Output the lines that follow exactly as they are.

» **Material provided**
* begin *

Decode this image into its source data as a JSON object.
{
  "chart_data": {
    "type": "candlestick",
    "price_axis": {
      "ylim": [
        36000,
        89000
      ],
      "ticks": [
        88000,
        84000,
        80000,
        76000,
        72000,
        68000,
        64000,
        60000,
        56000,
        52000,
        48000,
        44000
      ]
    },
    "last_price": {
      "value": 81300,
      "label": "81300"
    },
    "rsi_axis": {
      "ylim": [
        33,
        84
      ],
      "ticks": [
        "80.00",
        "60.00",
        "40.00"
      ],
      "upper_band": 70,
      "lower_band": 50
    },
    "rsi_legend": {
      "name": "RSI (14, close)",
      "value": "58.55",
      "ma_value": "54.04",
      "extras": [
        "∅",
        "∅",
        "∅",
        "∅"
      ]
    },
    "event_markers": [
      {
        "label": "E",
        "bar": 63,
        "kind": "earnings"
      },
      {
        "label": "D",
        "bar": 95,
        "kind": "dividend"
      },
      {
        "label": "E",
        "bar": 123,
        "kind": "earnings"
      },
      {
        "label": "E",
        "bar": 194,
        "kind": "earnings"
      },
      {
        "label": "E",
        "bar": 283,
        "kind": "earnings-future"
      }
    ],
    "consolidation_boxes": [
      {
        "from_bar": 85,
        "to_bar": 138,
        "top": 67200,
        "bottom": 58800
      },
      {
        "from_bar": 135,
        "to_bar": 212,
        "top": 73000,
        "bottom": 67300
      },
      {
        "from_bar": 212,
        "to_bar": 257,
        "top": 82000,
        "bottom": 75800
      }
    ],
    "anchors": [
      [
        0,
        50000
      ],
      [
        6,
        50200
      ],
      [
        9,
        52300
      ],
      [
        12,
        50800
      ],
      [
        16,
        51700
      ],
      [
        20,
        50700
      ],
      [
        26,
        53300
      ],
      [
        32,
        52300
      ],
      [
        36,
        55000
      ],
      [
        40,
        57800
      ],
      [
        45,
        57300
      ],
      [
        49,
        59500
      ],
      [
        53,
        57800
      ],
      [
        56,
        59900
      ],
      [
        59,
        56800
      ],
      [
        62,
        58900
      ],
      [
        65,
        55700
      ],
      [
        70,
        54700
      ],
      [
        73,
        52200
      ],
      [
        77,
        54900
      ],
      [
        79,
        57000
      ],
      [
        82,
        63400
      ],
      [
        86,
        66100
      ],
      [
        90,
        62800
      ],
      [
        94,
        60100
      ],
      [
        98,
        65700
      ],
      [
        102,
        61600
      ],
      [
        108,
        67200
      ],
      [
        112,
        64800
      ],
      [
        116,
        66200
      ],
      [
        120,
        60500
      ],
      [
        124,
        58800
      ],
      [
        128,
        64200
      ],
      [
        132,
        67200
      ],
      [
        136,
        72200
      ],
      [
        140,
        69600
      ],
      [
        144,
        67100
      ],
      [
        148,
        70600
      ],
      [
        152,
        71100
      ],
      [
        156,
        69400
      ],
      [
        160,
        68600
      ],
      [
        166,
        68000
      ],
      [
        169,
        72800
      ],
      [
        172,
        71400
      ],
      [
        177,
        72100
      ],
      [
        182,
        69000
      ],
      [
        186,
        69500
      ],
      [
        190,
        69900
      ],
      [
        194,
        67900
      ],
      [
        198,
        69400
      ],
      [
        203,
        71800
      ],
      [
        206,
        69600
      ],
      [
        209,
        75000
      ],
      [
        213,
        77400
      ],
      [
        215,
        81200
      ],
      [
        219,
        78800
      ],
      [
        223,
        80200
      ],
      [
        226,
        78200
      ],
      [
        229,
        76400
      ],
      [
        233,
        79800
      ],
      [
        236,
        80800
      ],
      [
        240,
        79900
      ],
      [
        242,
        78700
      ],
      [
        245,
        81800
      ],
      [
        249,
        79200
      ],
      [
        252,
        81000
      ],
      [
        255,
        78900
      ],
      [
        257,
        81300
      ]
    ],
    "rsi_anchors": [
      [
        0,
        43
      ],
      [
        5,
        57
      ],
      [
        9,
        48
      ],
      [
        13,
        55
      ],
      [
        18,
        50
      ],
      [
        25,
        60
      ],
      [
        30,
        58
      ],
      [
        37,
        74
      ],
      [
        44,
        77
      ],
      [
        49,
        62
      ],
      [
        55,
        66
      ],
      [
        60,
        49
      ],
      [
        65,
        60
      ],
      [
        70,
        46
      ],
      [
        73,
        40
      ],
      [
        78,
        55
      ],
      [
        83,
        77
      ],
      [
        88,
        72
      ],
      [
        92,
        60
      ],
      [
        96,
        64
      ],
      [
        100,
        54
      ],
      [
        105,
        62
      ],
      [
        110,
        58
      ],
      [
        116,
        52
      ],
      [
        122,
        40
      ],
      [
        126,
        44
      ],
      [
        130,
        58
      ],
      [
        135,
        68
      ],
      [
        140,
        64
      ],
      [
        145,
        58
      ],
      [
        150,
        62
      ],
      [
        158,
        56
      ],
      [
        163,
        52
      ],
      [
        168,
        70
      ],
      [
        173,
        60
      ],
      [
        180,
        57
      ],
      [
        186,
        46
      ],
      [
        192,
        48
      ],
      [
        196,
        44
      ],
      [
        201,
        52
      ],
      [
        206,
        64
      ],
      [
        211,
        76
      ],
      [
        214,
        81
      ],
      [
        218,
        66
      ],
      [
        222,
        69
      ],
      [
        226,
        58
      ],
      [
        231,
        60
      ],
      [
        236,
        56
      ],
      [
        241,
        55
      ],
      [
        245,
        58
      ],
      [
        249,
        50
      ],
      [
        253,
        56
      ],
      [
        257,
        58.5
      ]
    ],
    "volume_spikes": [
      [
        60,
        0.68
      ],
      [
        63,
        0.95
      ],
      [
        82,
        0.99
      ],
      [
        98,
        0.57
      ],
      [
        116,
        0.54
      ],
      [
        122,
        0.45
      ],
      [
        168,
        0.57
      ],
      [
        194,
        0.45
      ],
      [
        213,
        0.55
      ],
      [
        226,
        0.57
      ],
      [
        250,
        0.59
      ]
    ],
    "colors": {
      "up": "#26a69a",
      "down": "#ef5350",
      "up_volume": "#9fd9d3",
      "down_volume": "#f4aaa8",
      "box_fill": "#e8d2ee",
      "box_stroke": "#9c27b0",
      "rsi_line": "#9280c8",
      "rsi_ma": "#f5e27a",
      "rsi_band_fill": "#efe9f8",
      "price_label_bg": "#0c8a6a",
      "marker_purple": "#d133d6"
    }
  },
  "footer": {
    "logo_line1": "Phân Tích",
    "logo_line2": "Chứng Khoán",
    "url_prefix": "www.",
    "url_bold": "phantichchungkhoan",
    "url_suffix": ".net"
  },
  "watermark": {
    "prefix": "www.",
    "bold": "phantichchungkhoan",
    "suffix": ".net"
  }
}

* end *

» **Solution for this task**
Decode this image into its source data as a JSON object.
{
  "chart_data": {
    "type": "candlestick",
    "price_axis": {
      "ylim": [
        36000,
        89000
      ],
      "ticks": [
        88000,
        84000,
        80000,
        76000,
        72000,
        68000,
        64000,
        60000,
        56000,
        52000,
        48000,
        44000
      ]
    },
    "last_price": {
      "value": 81300,
      "label": "81300"
    },
    "rsi_axis": {
      "ylim": [
        33,
        84
      ],
      "ticks": [
        "80.00",
        "60.00",
        "40.00"
      ],
      "upper_band": 70,
      "lower_band": 50
    },
    "rsi_legend": {
      "name": "RSI (14, close)",
      "value": "58.55",
      "ma_value": "54.04",
      "extras": [
        "∅",
        "∅",
        "∅",
        "∅"
      ]
    },
    "event_markers": [
      {
        "label": "E",
        "bar": 63,
        "kind": "earnings"
      },
      {
        "label": "D",
        "bar": 95,
        "kind": "dividend"
      },
      {
        "label": "E",
        "bar": 123,
        "kind": "earnings"
      },
      {
        "label": "E",
        "bar": 194,
        "kind": "earnings"
      },
      {
        "label": "E",
        "bar": 283,
        "kind": "earnings-future"
      }
    ],
    "consolidation_boxes": [
      {
        "from_bar": 85,
        "to_bar": 138,
        "top": 67200,
        "bottom": 58800
      },
      {
        "from_bar": 135,
        "to_bar": 212,
        "top": 73000,
        "bottom": 67300
      },
      {
        "from_bar": 212,
        "to_bar": 257,
        "top": 82000,
        "bottom": 75800
      }
    ],
    "anchors": [
      [
        0,
        50000
      ],
      [
        6,
        50200
      ],
      [
        9,
        52300
      ],
      [
        12,
        50800
      ],
      [
        16,
        51700
      ],
      [
        20,
        50700
      ],
      [
        26,
        53300
      ],
      [
        32,
        52300
      ],
      [
        36,
        55000
      ],
      [
        40,
        57800
      ],
      [
        45,
        57300
      ],
      [
        49,
        59500
      ],
      [
        53,
        57800
      ],
      [
        56,
        59900
      ],
      [
        59,
        56800
      ],
      [
        62,
        58900
      ],
      [
        65,
        55700
      ],
      [
        70,
        54700
      ],
      [
        73,
        52200
      ],
      [
        77,
        54900
      ],
      [
        79,
        57000
      ],
      [
        82,
        63400
      ],
      [
        86,
        66100
      ],
      [
        90,
        62800
      ],
      [
        94,
        60100
      ],
      [
        98,
        65700
      ],
      [
        102,
        61600
      ],
      [
        108,
        67200
      ],
      [
        112,
        64800
      ],
      [
        116,
        66200
      ],
      [
        120,
        60500
      ],
      [
        124,
        58800
      ],
      [
        128,
        64200
      ],
      [
        132,
        67200
      ],
      [
        136,
        72200
      ],
      [
        140,
        69600
      ],
      [
        144,
        67100
      ],
      [
        148,
        70600
      ],
      [
        152,
        71100
      ],
      [
        156,
        69400
      ],
      [
        160,
        68600
      ],
      [
        166,
        68000
      ],
      [
        169,
        72800
      ],
      [
        172,
        71400
      ],
      [
        177,
        72100
      ],
      [
        182,
        69000
      ],
      [
        186,
        69500
      ],
      [
        190,
        69900
      ],
      [
        194,
        67900
      ],
      [
        198,
        69400
      ],
      [
        203,
        71800
      ],
      [
        206,
        69600
      ],
      [
        209,
        75000
      ],
      [
        213,
        77400
      ],
      [
        215,
        81200
      ],
      [
        219,
        78800
      ],
      [
        223,
        80200
      ],
      [
        226,
        78200
      ],
      [
        229,
        76400
      ],
      [
        233,
        79800
      ],
      [
        236,
        80800
      ],
      [
        240,
        79900
      ],
      [
        242,
        78700
      ],
      [
        245,
        81800
      ],
      [
        249,
        79200
      ],
      [
        252,
        81000
      ],
      [
        255,
        78900
      ],
      [
        257,
        81300
      ]
    ],
    "rsi_anchors": [
      [
        0,
        43
      ],
      [
        5,
        57
      ],
      [
        9,
        48
      ],
      [
        13,
        55
      ],
      [
        18,
        50
      ],
      [
        25,
        60
      ],
      [
        30,
        58
      ],
      [
        37,
        74
      ],
      [
        44,
        77
      ],
      [
        49,
        62
      ],
      [
        55,
        66
      ],
      [
        60,
        49
      ],
      [
        65,
        60
      ],
      [
        70,
        46
      ],
      [
        73,
        40
      ],
      [
        78,
        55
      ],
      [
        83,
        77
      ],
      [
        88,
        72
      ],
      [
        92,
        60
      ],
      [
        96,
        64
      ],
      [
        100,
        54
      ],
      [
        105,
        62
      ],
      [
        110,
        58
      ],
      [
        116,
        52
      ],
      [
        122,
        40
      ],
      [
        126,
        44
      ],
      [
        130,
        58
      ],
      [
        135,
        68
      ],
      [
        140,
        64
      ],
      [
        145,
        58
      ],
      [
        150,
        62
      ],
      [
        158,
        56
      ],
      [
        163,
        52
      ],
      [
        168,
        70
      ],
      [
        173,
        60
      ],
      [
        180,
        57
      ],
      [
        186,
        46
      ],
      [
        192,
        48
      ],
      [
        196,
        44
      ],
      [
        201,
        52
      ],
      [
        206,
        64
      ],
      [
        211,
        76
      ],
      [
        214,
        81
      ],
      [
        218,
        66
      ],
      [
        222,
        69
      ],
      [
        226,
        58
      ],
      [
        231,
        60
      ],
      [
        236,
        56
      ],
      [
        241,
        55
      ],
      [
        245,
        58
      ],
      [
        249,
        50
      ],
      [
        253,
        56
      ],
      [
        257,
        58.5
      ]
    ],
    "volume_spikes": [
      [
        60,
        0.68
      ],
      [
        63,
        0.95
      ],
      [
        82,
        0.99
      ],
      [
        98,
        0.57
      ],
      [
        116,
        0.54
      ],
      [
        122,
        0.45
      ],
      [
        168,
        0.57
      ],
      [
        194,
        0.45
      ],
      [
        213,
        0.55
      ],
      [
        226,
        0.57
      ],
      [
        250,
        0.59
      ]
    ],
    "colors": {
      "up": "#26a69a",
      "down": "#ef5350",
      "up_volume": "#9fd9d3",
      "down_volume": "#f4aaa8",
      "box_fill": "#e8d2ee",
      "box_stroke": "#9c27b0",
      "rsi_line": "#9280c8",
      "rsi_ma": "#f5e27a",
      "rsi_band_fill": "#efe9f8",
      "price_label_bg": "#0c8a6a",
      "marker_purple": "#d133d6"
    }
  },
  "footer": {
    "logo_line1": "Phân Tích",
    "logo_line2": "Chứng Khoán",
    "url_prefix": "www.",
    "url_bold": "phantichchungkhoan",
    "url_suffix": ".net"
  },
  "watermark": {
    "prefix": "www.",
    "bold": "phantichchungkhoan",
    "suffix": ".net"
  }
}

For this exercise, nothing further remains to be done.